Work to do:
Lift every line from the entries that includes the word "Videos".

[Data entries]
——————————
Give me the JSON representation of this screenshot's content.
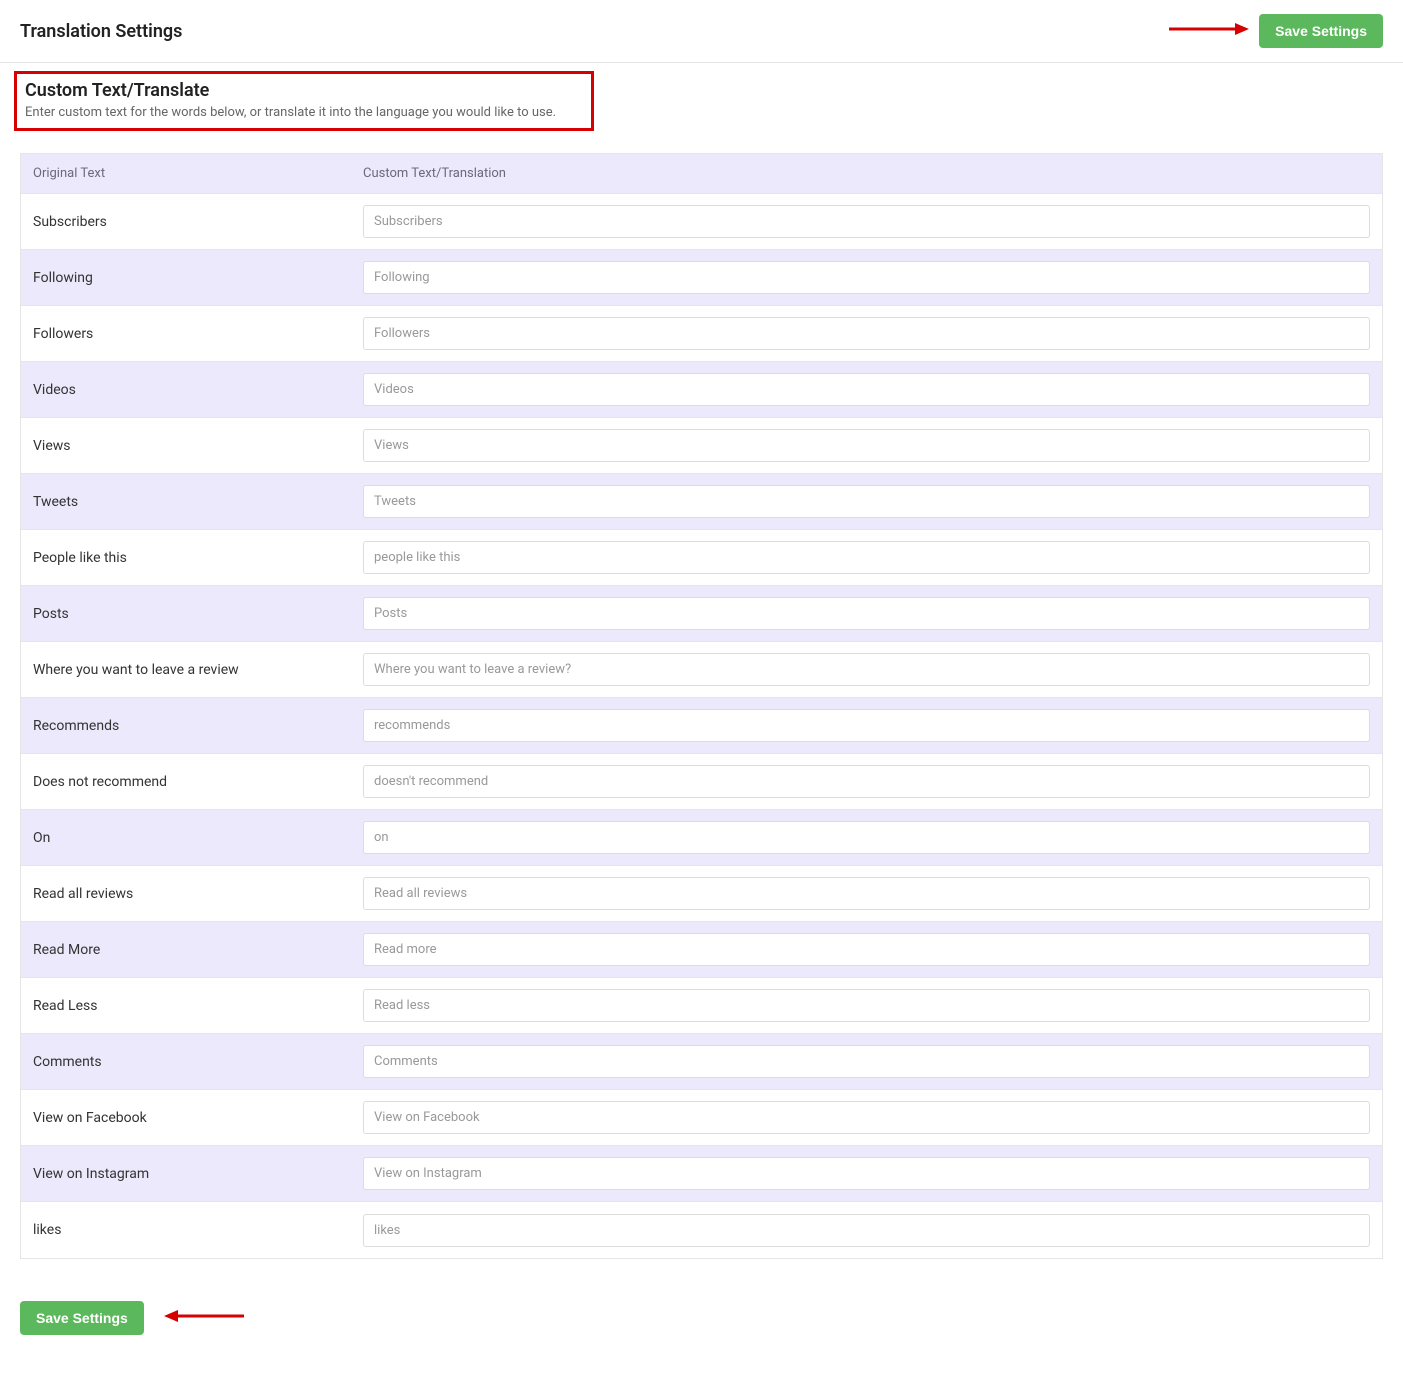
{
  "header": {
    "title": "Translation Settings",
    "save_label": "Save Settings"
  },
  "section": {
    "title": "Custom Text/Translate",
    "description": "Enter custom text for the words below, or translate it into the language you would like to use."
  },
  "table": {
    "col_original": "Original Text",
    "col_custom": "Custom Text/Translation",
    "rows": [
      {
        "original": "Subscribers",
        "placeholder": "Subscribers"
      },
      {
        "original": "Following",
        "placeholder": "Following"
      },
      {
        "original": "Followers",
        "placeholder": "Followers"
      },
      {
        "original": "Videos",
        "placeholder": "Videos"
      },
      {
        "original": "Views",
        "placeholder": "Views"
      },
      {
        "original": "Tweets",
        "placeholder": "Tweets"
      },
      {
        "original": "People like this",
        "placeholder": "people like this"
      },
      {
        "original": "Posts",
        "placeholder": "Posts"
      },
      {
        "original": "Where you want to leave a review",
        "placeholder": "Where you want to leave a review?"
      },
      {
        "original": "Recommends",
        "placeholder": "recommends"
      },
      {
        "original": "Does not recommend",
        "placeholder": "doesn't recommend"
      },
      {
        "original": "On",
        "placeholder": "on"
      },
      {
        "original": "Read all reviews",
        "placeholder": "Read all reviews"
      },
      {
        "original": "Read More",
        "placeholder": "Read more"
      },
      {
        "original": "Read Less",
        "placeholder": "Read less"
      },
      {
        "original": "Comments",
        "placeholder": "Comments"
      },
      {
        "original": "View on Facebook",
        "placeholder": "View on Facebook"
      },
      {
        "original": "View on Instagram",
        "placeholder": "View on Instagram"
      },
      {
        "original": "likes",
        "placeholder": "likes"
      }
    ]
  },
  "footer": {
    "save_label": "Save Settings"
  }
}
——————————
Output of the exercise:
        "original": "Videos",
        "placeholder": "Videos"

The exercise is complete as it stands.